Co-occurrence analysis of scientific documents in citation networks

Abstract

Citation pattern analysis is an important component for measuring research performance of the author. Co-citation analysis has been used as an effective method to find citation pattern analysis, but it does not take co-occurrence analysis among authors. A method to find co-occurrence analysis among authors is proposed in this work. Web of science citation data set is used for experimentation and parsing of this data, extracted first author name and CR link. The next step in the proposed model is to find first author co-occurrence frequency and followed by all author co-occurrence frequency. In this work applied network density, Triadic closure on co-citation graph. The proposed method provides the author-author co-relation, predicting, who is probably next co-author and author collaborate on community of authors.

Keywords

Citation co-occurrence co-citation analysis network density triadic closure

1. Introduction

Publication of the scientific articles is the important activity in the research domain. Scientific journals are used to report academic achievements, so they play very important role in scientific research development. Every scientific article contains reference to other’s article, which are having relevance and mention other researcher’s contributions. Citation is not just a reference item at the end of the article citation index. It is the representation of relationship between the present work doing and the work of another author [2].

The basic element connecting research is the citation of related author’s publication or article. Understanding the use of references in a document is essential to conduct a successful research. The citations from a paper reinforce its arguments and connect it to an intellectual linkage, and the citations to a paper enable communities to evaluate its intellectual contribution and quality. Generally, co-occurrence analysis is the process of counting of paired data with some relation. In this work co-occurrence process is used find relationship between various authors in the scientific document domain. Co-citation is indicated that someone cites any article in their work and the same is cited by another author in a new document of his/her own. This kind of co-citation of authors is mostly attractive. The graph can be generated in analytical manner to know the interrelationship of the author in specific field [1]. The citation context analysis provides to achieve this understanding because, it provides useful information such as citation purpose or function in the scientific document and it provides impact assessment.

(Image layout annotations)
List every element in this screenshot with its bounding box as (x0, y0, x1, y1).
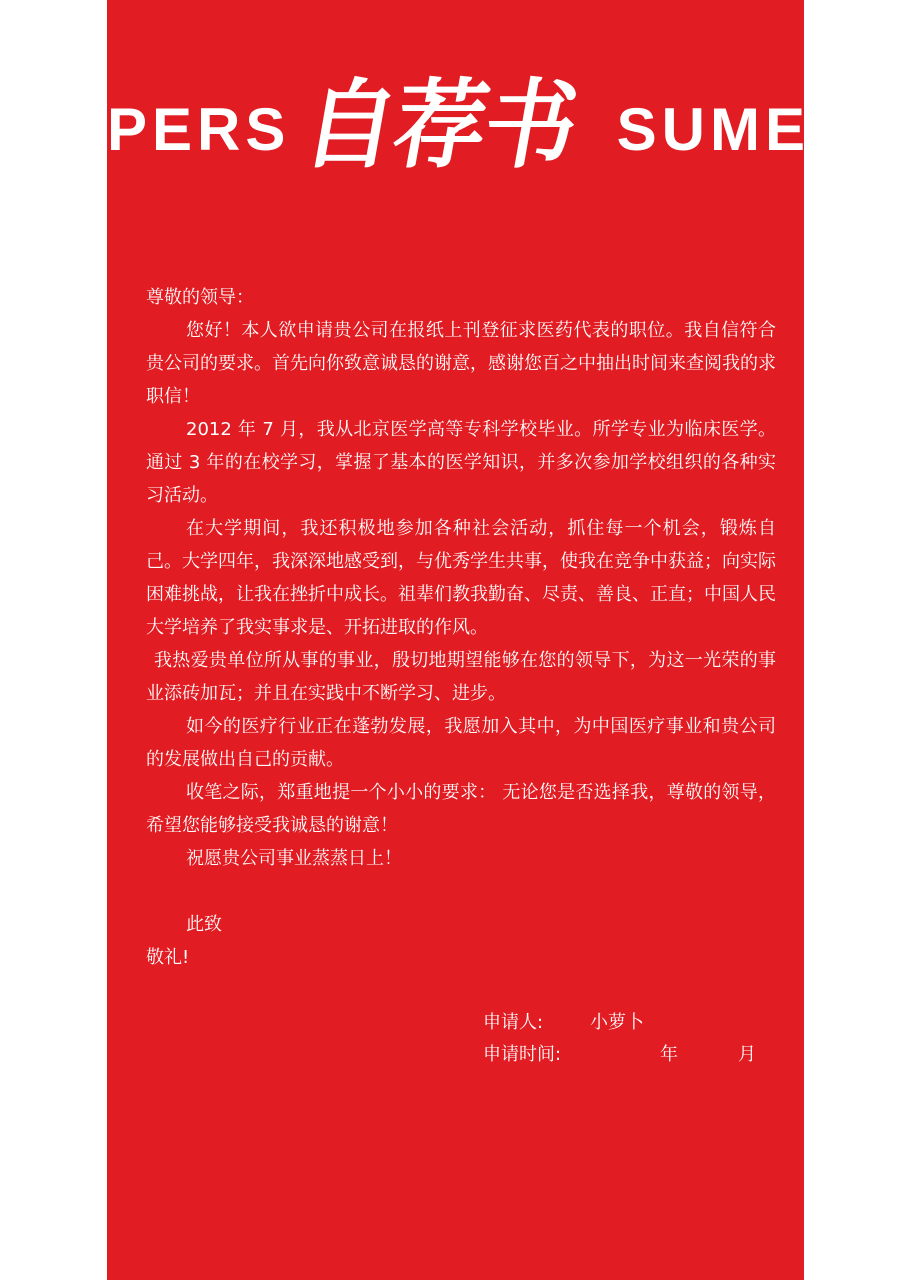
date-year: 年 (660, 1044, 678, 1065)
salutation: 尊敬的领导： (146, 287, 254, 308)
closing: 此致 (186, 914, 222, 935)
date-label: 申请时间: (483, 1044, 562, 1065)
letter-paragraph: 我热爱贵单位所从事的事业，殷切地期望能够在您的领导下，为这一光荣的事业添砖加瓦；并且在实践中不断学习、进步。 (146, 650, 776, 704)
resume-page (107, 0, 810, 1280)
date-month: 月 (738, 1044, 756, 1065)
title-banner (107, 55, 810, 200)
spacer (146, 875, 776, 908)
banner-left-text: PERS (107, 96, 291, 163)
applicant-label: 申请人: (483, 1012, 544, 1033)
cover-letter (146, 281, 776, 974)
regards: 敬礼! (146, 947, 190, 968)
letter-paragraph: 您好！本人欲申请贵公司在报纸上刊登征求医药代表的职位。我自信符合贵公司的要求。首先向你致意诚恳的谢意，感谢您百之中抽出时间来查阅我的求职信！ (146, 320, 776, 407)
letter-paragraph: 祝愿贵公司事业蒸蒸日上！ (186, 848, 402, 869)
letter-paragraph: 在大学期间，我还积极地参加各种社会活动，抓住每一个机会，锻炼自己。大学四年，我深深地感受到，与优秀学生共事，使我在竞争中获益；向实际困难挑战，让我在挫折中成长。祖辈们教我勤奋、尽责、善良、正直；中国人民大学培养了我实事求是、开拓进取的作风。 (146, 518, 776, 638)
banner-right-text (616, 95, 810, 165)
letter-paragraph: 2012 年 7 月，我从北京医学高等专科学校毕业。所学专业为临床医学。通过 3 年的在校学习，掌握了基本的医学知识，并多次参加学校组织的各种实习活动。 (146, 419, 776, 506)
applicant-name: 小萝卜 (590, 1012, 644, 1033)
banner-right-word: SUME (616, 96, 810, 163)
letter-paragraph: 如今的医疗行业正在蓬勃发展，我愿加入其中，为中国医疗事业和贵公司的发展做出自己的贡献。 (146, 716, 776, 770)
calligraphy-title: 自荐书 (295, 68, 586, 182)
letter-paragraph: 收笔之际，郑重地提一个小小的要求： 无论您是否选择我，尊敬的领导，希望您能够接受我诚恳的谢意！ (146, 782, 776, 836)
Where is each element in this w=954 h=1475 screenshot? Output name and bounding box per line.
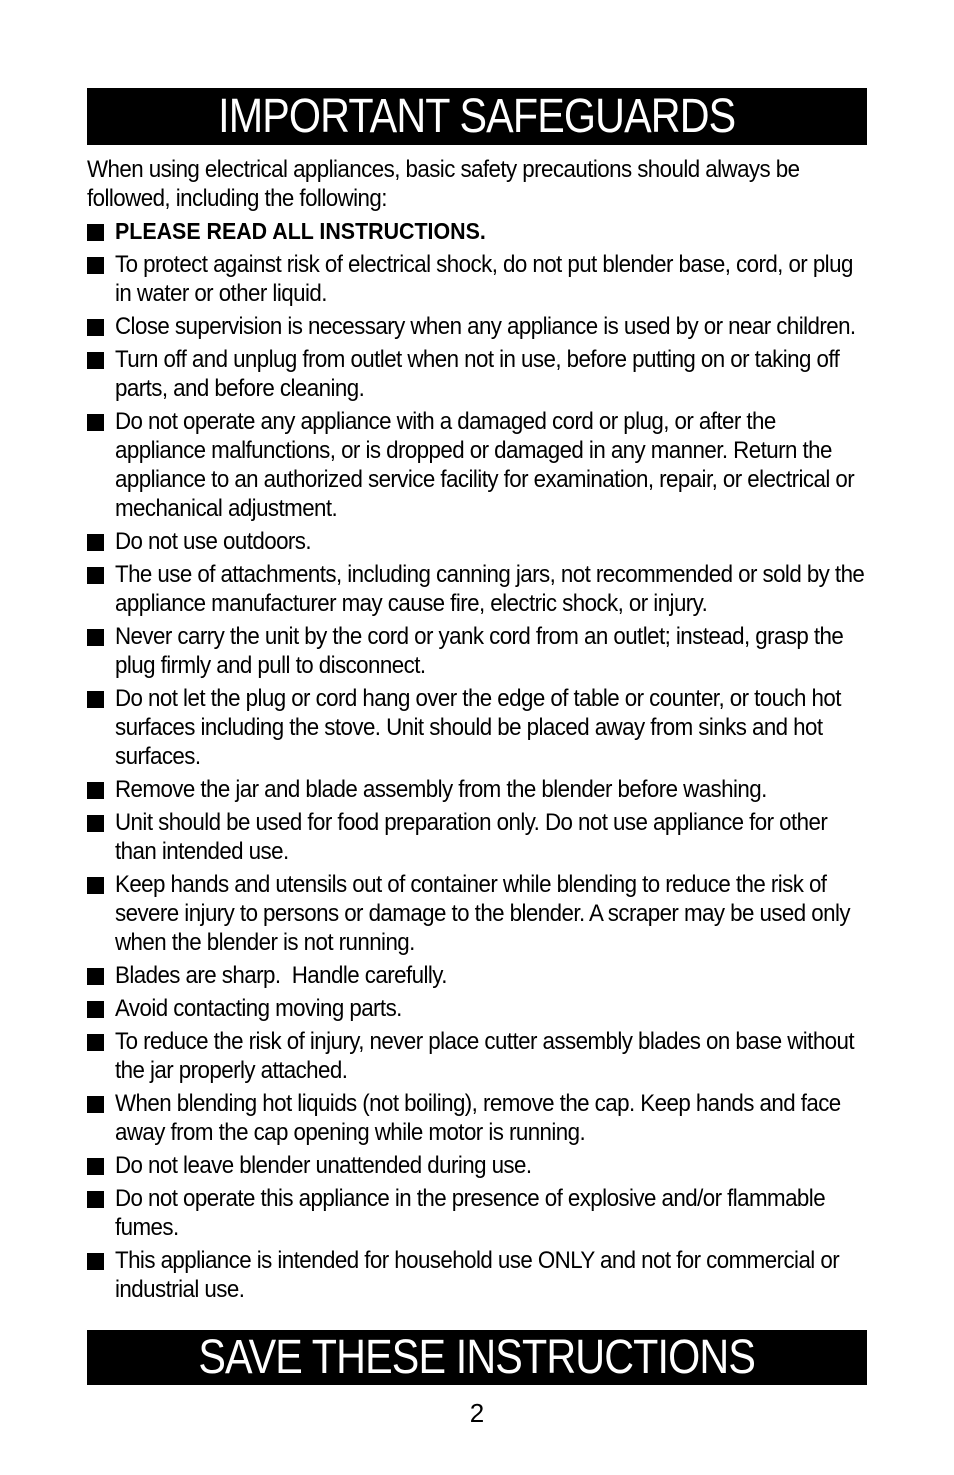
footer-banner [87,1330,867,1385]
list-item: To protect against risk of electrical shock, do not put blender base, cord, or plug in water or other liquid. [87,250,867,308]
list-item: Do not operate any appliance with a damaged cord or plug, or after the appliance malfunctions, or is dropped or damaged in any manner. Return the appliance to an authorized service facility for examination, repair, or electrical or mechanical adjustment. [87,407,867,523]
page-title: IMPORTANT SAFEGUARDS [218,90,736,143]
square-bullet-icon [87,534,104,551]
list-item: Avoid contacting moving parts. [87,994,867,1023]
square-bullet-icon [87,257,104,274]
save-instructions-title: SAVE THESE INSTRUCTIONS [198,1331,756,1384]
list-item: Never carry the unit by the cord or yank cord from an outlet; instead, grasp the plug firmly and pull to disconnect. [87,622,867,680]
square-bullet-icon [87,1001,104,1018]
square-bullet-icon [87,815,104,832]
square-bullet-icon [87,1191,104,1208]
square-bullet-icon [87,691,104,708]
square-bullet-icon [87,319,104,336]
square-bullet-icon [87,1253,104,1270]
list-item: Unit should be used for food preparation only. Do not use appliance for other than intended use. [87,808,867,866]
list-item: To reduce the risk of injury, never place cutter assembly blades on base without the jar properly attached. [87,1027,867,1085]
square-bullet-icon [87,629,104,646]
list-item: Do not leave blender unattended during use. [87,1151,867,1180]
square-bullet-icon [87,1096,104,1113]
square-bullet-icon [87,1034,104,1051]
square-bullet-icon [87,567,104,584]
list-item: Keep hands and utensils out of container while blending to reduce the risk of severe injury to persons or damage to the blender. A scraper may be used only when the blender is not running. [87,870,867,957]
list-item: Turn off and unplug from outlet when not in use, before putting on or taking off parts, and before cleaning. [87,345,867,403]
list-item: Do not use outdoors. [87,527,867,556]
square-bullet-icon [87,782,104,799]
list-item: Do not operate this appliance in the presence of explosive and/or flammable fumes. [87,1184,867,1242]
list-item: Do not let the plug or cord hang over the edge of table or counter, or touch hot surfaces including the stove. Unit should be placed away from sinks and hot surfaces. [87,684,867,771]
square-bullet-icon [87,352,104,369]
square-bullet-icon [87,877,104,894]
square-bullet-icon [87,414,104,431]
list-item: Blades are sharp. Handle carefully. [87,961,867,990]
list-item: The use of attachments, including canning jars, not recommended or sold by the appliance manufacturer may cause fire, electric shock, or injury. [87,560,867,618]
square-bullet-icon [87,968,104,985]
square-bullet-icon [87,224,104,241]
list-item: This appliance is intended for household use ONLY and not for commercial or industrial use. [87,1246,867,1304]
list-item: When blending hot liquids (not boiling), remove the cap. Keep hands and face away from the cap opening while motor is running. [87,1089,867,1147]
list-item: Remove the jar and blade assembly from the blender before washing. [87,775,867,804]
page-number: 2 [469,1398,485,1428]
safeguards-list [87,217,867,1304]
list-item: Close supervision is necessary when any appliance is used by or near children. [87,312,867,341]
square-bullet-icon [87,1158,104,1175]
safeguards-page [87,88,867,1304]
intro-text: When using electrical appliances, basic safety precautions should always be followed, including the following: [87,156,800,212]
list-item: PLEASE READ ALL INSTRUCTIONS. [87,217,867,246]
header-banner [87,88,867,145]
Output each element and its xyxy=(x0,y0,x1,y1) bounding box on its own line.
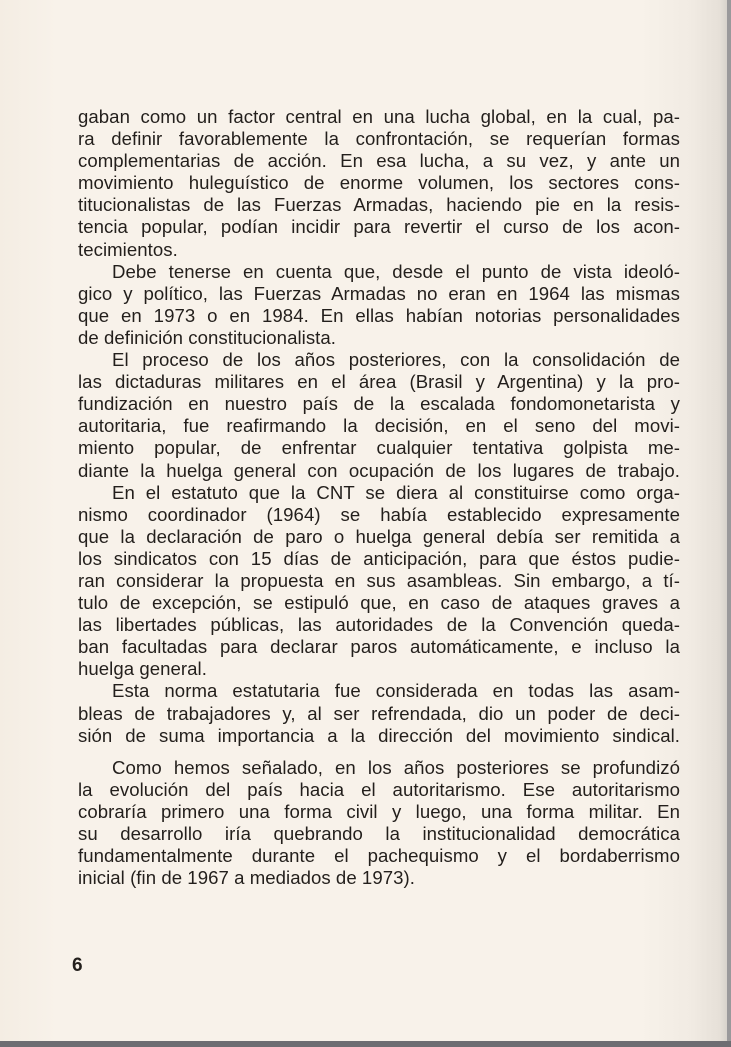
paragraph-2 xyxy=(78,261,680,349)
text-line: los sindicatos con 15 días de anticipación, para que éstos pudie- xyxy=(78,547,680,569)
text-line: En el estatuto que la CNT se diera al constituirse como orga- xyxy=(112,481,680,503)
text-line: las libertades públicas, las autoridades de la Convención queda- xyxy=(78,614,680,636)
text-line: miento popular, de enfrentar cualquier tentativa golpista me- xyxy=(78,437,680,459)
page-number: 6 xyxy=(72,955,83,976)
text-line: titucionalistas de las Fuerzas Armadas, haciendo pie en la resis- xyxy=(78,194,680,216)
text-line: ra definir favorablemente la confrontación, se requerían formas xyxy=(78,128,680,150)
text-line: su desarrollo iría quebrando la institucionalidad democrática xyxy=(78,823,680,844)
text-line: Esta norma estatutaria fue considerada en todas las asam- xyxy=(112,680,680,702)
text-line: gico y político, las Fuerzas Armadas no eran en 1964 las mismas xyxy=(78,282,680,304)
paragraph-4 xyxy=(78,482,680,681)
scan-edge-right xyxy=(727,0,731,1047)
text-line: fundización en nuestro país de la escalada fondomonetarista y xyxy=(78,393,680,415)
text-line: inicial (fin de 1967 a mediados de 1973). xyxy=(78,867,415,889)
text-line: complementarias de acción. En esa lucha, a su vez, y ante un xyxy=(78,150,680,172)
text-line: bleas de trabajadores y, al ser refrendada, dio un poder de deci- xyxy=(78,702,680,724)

→ **The task**
Answer these questions about the text on co-occurrence analysis of scientific documents in citation networks:
1. Which data set is used for experimentation?
2. Which two techniques are applied to the co-citation graph?
3. According to the introduction, what is co-occurrence analysis in general?

→ **The reply**
1. The Web of Science citation data set.
2. Network density and triadic closure.
3. The process of counting paired data with some relation.